STATED EXERCISE → Scan the records for the word "Lipossomas". Copy each line that includes it.

DATA EXTRACT →
####

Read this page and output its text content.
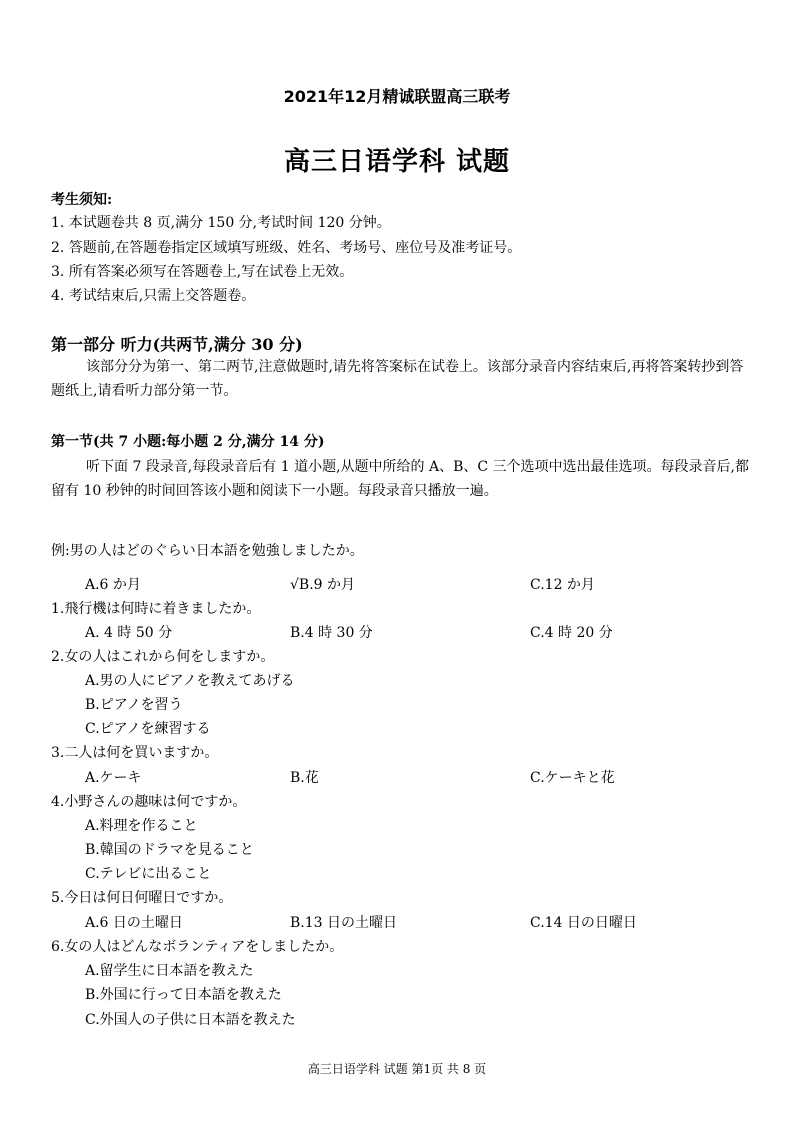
2021年12月精诚联盟高三联考
高三日语学科 试题
考生须知:
1. 本试题卷共 8 页,满分 150 分,考试时间 120 分钟。
2. 答题前,在答题卷指定区域填写班级、姓名、考场号、座位号及准考证号。
3. 所有答案必须写在答题卷上,写在试卷上无效。
4. 考试结束后,只需上交答题卷。
第一部分 听力(共两节,满分 30 分)
该部分分为第一、第二两节,注意做题时,请先将答案标在试卷上。该部分录音内容结束后,再将答案转抄到答题纸上,请看听力部分第一节。
第一节(共 7 小题:每小题 2 分,满分 14 分)
听下面 7 段录音,每段录音后有 1 道小题,从题中所给的 A、B、C 三个选项中选出最佳选项。每段录音后,都留有 10 秒钟的时间回答该小题和阅读下一小题。每段录音只播放一遍。
例:男の人はどのぐらい日本語を勉強しましたか。
A.6 か月	√B.9 か月	C.12 か月
1.飛行機は何時に着きましたか。
A. 4 時 50 分	B.4 時 30 分	C.4 時 20 分
2.女の人はこれから何をしますか。
A.男の人にピアノを教えてあげる
B.ピアノを習う
C.ピアノを練習する
3.二人は何を買いますか。
A.ケーキ	B.花	C.ケーキと花
4.小野さんの趣味は何ですか。
A.料理を作ること
B.韓国のドラマを見ること
C.テレビに出ること
5.今日は何日何曜日ですか。
A.6 日の土曜日	B.13 日の土曜日	C.14 日の日曜日
6.女の人はどんなボランティアをしましたか。
A.留学生に日本語を教えた
B.外国に行って日本語を教えた
C.外国人の子供に日本語を教えた
高三日语学科 试题 第1页 共 8 页
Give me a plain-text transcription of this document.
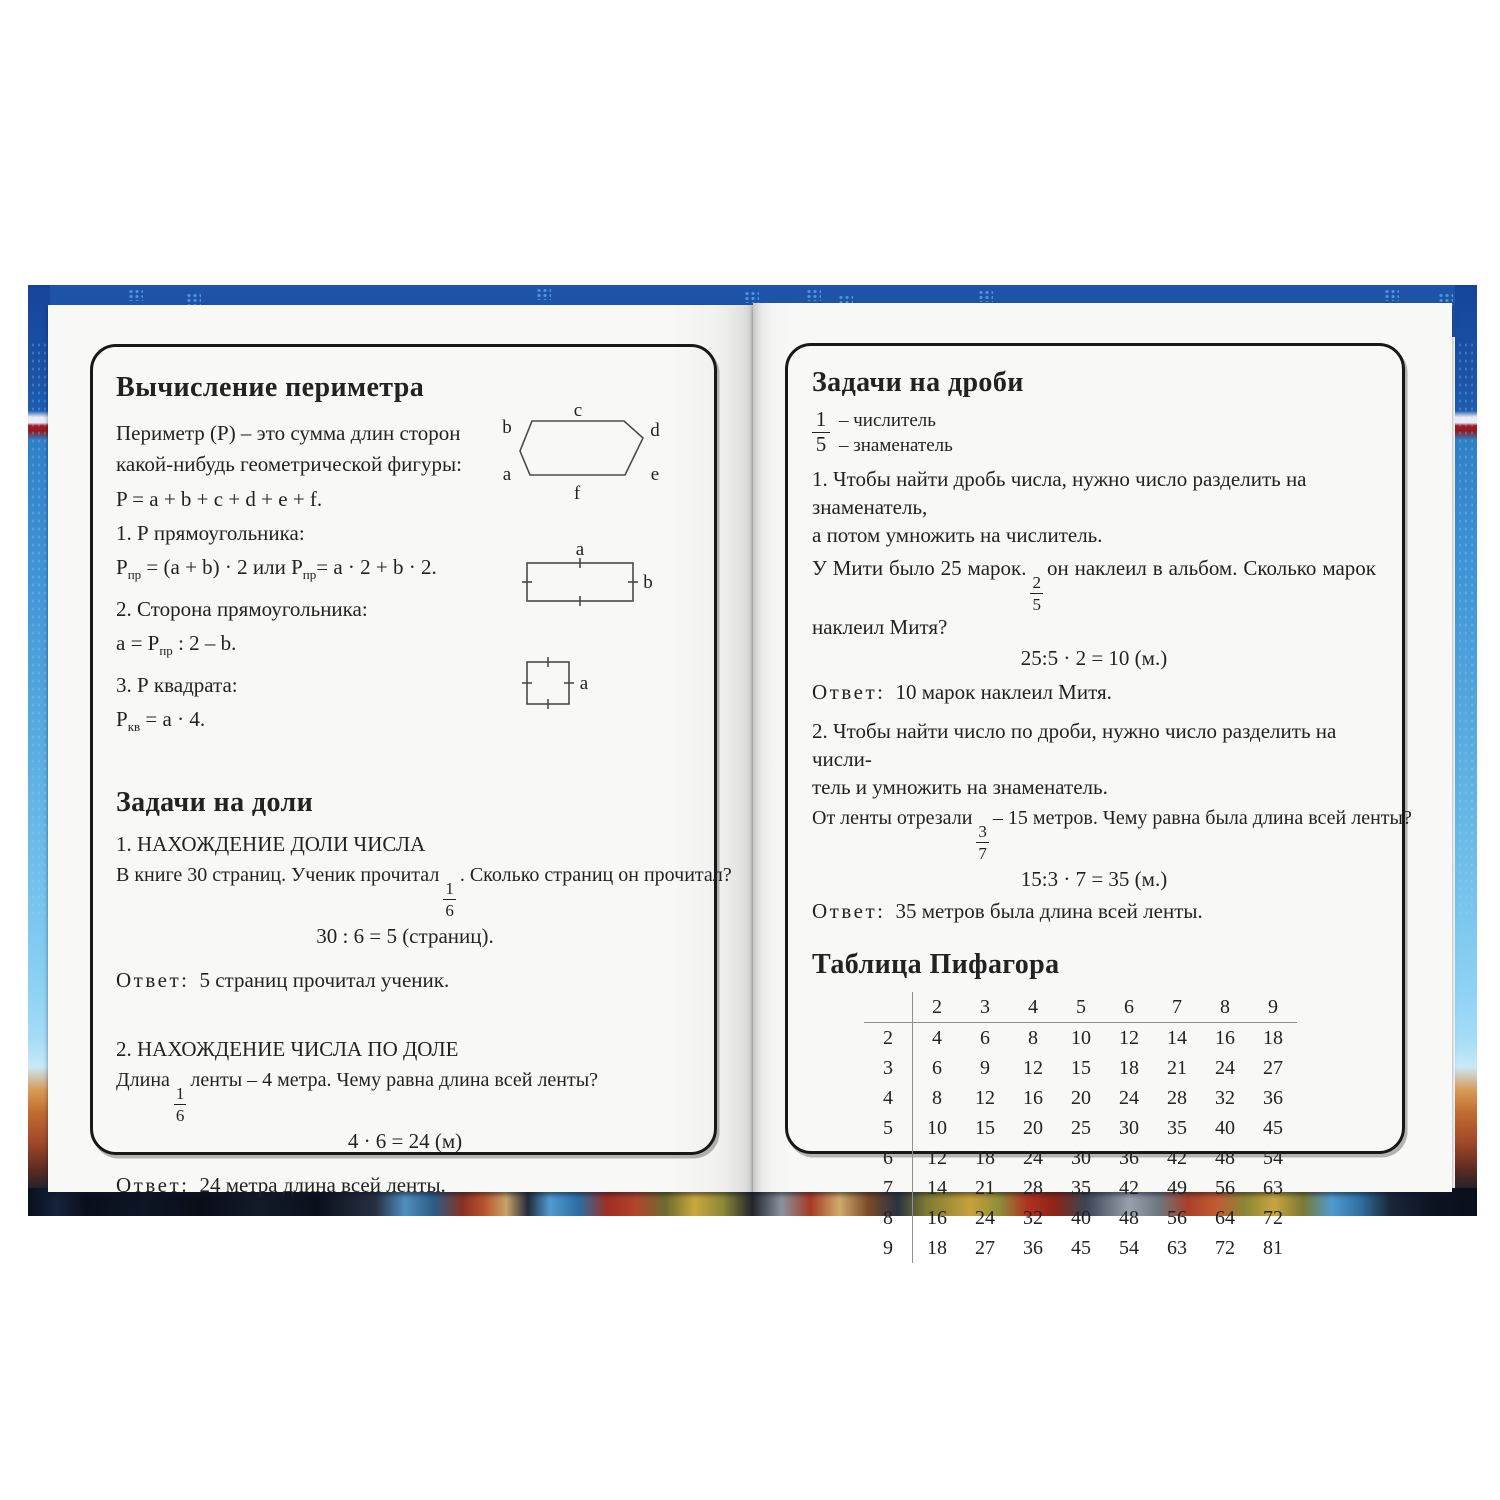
Вычисление периметра

Периметр (Р) – это сумма длин сторон
какой-нибудь геометрической фигуры:

P = a + b + c + d + e + f.
1. Р прямоугольника:
$Р_{пр} = (a + b) \cdot 2$ или $Р_{пр}= a \cdot 2 + b \cdot 2$.
2. Сторона прямоугольника:
$a = Р_{пр}$ : 2 – b.
3. Р квадрата:
$Р_{кв} = a \cdot 4$.
c
b	d
a	e
f
a
b
a
Задачи на доли
1. НАХОЖДЕНИЕ ДОЛИ ЧИСЛА
В книге 30 страниц. Ученик прочитал
$\frac{1}{6}$
. Сколько страниц он прочитал?
30 : 6 = 5 (страниц).
Ответ: 5 страниц прочитал ученик.
2. НАХОЖДЕНИЕ ЧИСЛА ПО ДОЛЕ
Длина
$\frac{1}{6}$
ленты – 4 метра. Чему равна длина всей ленты?
4 · 6 = 24 (м)
Ответ: 24 метра длина всей ленты.
Задачи на дроби
1 – числитель
5 – знаменатель
1. Чтобы найти дробь числа, нужно число разделить на знаменатель,
а потом умножить на числитель.
У Мити было 25 марок.
$\frac{2}{5}$
он наклеил в альбом. Сколько марок
наклеил Митя?
25:5 · 2 = 10 (м.)
Ответ: 10 марок наклеил Митя.
2. Чтобы найти число по дроби, нужно число разделить на числи-
тель и умножить на знаменатель.
От ленты отрезали
$\frac{3}{7}$
– 15 метров. Чему равна была длина всей ленты?
15:3 · 7 = 35 (м.)
Ответ: 35 метров была длина всей ленты.
Таблица Пифагора
	2	3	4	5	6	7	8	9
2	4	6	8	10	12	14	16	18
3	6	9	12	15	18	21	24	27
4	8	12	16	20	24	28	32	36
5	10	15	20	25	30	35	40	45
6	12	18	24	30	36	42	48	54
7	14	21	28	35	42	49	56	63
8	16	24	32	40	48	56	64	72
9	18	27	36	45	54	63	72	81
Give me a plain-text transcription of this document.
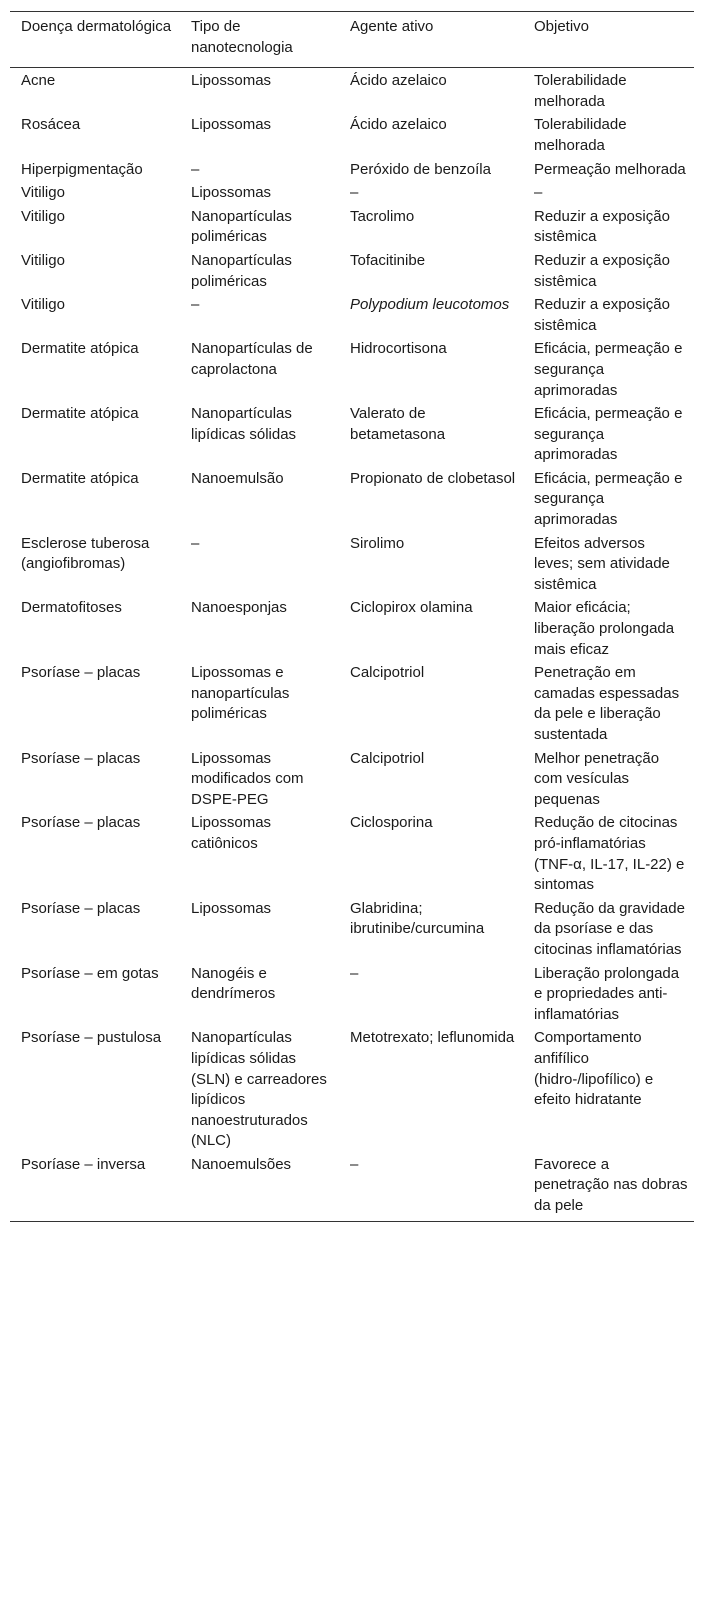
Doença dermatológica	Tipo de nanotecnologia	Agente ativo	Objetivo
Acne	Lipossomas	Ácido azelaico	Tolerabilidade melhorada
Rosácea	Lipossomas	Ácido azelaico	Tolerabilidade melhorada
Hiperpigmentação	–	Peróxido de benzoíla	Permeação melhorada
Vitiligo	Lipossomas	–	–
Vitiligo	Nanopartículas poliméricas	Tacrolimo	Reduzir a exposição sistêmica
Vitiligo	Nanopartículas poliméricas	Tofacitinibe	Reduzir a exposição sistêmica
Vitiligo	–	Polypodium leucotomos	Reduzir a exposição sistêmica
Dermatite atópica	Nanopartículas de caprolactona	Hidrocortisona	Eficácia, permeação e segurança aprimoradas
Dermatite atópica	Nanopartículas lipídicas sólidas	Valerato de betametasona	Eficácia, permeação e segurança aprimoradas
Dermatite atópica	Nanoemulsão	Propionato de clobetasol	Eficácia, permeação e segurança aprimoradas
Esclerose tuberosa (angiofibromas)	–	Sirolimo	Efeitos adversos leves; sem atividade sistêmica
Dermatofitoses	Nanoesponjas	Ciclopirox olamina	Maior eficácia; liberação prolongada mais eficaz
Psoríase – placas	Lipossomas e nanopartículas poliméricas	Calcipotriol	Penetração em camadas espessadas da pele e liberação sustentada
Psoríase – placas	Lipossomas modificados com DSPE-PEG	Calcipotriol	Melhor penetração com vesículas pequenas
Psoríase – placas	Lipossomas catiônicos	Ciclosporina	Redução de citocinas pró-inflamatórias (TNF-α, IL-17, IL-22) e sintomas
Psoríase – placas	Lipossomas	Glabridina; ibrutinibe/curcumina	Redução da gravidade da psoríase e das citocinas inflamatórias
Psoríase – em gotas	Nanogéis e dendrímeros	–	Liberação prolongada e propriedades anti-inflamatórias
Psoríase – pustulosa	Nanopartículas lipídicas sólidas (SLN) e carreadores lipídicos nanoestruturados (NLC)	Metotrexato; leflunomida	Comportamento anfifílico (hidro-/lipofílico) e efeito hidratante
Psoríase – inversa	Nanoemulsões	–	Favorece a penetração nas dobras da pele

####

TASK SOLUTION →
Acne	Lipossomas	Ácido azelaico	Tolerabilidade melhorada
Rosácea	Lipossomas	Ácido azelaico	Tolerabilidade melhorada
Vitiligo	Lipossomas	–	–
Psoríase – placas	Lipossomas e nanopartículas poliméricas	Calcipotriol	Penetração em camadas espessadas da pele e liberação sustentada
Psoríase – placas	Lipossomas modificados com DSPE-PEG	Calcipotriol	Melhor penetração com vesículas pequenas
Psoríase – placas	Lipossomas catiônicos	Ciclosporina	Redução de citocinas pró-inflamatórias (TNF-α, IL-17, IL-22) e sintomas
Psoríase – placas	Lipossomas	Glabridina; ibrutinibe/curcumina	Redução da gravidade da psoríase e das citocinas inflamatórias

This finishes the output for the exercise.